# TASK LIST:
A) From the passage on Mut, return everything from "Mut is a rural" down to "built in Romania.".
B) In the passage on Mut, what is the name of the special apricot variety the district is known for?
C) Extend the passage on the Mut district by writing what comes after its final sentence.

# SUPPLIED PASSAGE:
__________
Mut is a municipality and district of Mersin Province, Turkey. Its area is 2,718 km^{2}, and its population is 62,874 (2022).

Mut is a rural district at the foot of the Sertavul Pass on the road over the Taurus Mountains from Ankara and Konya to the Mediterranean coast at Anamur or Silifke. Mut is known for its special apricot variety, Mut şekerparesi, and a statue of a girl carrying a basket of them stands at the entrance to the town. The summer is hot and the people of Mut retreat to high meadows (so called yayla) even further up the mountainside. The forests up here are home to wild boar, and the Gezende reservoir on the Ermenek River is a welcome patch of blue in this dry district. The dam has a hydro-electric power station built in Romania.
__________
# RECORDS:
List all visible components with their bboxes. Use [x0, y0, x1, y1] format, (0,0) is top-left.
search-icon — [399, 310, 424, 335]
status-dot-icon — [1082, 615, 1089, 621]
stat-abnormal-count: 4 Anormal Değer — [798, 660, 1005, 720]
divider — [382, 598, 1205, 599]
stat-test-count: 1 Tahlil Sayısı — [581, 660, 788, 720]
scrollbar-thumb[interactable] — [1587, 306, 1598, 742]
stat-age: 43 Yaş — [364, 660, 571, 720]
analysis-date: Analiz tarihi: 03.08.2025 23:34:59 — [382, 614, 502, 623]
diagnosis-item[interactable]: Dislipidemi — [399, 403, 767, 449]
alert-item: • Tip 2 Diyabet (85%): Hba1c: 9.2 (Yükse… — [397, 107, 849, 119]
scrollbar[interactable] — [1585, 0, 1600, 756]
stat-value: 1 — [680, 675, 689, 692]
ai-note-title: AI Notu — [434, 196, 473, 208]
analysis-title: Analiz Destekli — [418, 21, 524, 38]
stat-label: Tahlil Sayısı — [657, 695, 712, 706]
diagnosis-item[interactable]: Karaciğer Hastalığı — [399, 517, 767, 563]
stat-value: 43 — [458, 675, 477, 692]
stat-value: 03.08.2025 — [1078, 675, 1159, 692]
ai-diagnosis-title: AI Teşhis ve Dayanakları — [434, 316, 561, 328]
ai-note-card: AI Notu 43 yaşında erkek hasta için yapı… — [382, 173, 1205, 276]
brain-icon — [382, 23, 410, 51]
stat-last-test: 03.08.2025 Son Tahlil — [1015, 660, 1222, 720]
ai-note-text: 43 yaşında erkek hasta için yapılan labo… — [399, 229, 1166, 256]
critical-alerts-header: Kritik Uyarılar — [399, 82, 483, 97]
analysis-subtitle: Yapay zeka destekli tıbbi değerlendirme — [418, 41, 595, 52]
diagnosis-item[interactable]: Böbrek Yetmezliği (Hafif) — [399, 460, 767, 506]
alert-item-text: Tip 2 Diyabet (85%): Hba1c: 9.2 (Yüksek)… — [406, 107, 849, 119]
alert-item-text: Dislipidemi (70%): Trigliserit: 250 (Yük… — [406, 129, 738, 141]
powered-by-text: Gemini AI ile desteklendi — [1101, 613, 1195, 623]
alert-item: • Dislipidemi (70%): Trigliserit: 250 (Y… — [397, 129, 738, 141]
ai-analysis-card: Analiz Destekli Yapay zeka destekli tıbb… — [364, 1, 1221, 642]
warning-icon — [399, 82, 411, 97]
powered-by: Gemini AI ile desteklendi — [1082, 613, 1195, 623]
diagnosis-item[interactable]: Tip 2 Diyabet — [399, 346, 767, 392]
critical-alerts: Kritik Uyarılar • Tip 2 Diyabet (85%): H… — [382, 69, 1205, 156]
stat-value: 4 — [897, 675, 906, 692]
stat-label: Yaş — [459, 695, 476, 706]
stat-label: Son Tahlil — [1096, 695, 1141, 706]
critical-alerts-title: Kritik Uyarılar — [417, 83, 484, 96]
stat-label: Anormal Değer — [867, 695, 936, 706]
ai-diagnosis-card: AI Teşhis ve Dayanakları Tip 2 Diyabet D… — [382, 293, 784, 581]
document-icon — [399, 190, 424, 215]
__________
# RESULTS FOR EACH TASK:
A)
Mut is a rural district at the foot of the Sertavul Pass on the road over the Taurus Mountains from Ankara and Konya to the Mediterranean coast at Anamur or Silifke. Mut is known for its special apricot variety, Mut şekerparesi, and a statue of a girl carrying a basket of them stands at the entrance to the town. The summer is hot and the people of Mut retreat to high meadows (so called yayla) even further up the mountainside. The forests up here are home to wild boar, and the Gezende reservoir on the Ermenek River is a welcome patch of blue in this dry district. The dam has a hydro-electric power station built in Romania.

B) Mut şekerparesi

C)
==History==
The area has probably been inhabited since the time of the Hittites (2000 BC), and was later part of ancient Cilicia.

===Roman period===
Under the Roman Empire, the town was called Claudiopolis. Alahan Monastery, 15 km north of Claudiopolis, was started in the second half of the fifth century by the Emperor Leo I and later finish by Emperor Zeno.

===Middle ages===
The Romans were succeeded by the Kingdom of Armenia. In the 13th century the Armenians were replaced by the Karamanid clan who founded the state of the same name. The mosque of Lal Pasha, and the Red Minaret (Kızılminare) are among the buildings from the Karamanids that still stand in Mut today.

== Economy ==
Small cattle breeding is one of the important livelihoods of the region.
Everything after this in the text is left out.